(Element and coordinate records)
[BEGIN]
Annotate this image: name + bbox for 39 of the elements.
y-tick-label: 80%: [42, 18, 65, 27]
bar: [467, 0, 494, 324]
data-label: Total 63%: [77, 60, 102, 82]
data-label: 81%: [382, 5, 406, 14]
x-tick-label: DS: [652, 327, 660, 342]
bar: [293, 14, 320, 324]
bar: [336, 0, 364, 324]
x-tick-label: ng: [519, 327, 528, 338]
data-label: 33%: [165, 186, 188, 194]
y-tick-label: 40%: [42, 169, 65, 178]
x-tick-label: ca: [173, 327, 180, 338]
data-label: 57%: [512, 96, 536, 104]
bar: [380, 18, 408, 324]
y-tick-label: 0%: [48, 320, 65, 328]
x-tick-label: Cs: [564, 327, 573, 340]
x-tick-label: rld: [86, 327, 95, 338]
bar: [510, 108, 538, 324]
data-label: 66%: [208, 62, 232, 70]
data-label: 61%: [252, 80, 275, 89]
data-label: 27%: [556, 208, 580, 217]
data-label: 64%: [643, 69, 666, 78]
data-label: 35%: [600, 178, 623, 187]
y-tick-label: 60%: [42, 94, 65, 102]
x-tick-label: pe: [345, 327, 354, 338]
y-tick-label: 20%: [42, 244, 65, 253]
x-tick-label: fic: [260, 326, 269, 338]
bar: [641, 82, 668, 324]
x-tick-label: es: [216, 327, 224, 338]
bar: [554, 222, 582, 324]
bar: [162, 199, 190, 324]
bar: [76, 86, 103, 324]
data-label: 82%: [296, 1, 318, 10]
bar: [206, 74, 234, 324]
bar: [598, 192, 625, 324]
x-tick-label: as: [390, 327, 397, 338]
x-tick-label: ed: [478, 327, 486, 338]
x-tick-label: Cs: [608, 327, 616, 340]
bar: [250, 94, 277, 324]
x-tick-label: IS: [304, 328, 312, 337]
[END]
▸ Required work: Rename "data-label" to "value-label" in the material, starting with its first line and going on through the line with "y-tick-label: 40%: [42, 169, 65, 178]". Give those lines again with nothing else altered.

▸ Correct output:
Annotate this image: name + bbox for 39 of the elements.
y-tick-label: 80%: [42, 18, 65, 27]
bar: [467, 0, 494, 324]
value-label: Total 63%: [77, 60, 102, 82]
value-label: 81%: [382, 5, 406, 14]
x-tick-label: DS: [652, 327, 660, 342]
bar: [293, 14, 320, 324]
bar: [336, 0, 364, 324]
x-tick-label: ng: [519, 327, 528, 338]
value-label: 33%: [165, 186, 188, 194]
y-tick-label: 40%: [42, 169, 65, 178]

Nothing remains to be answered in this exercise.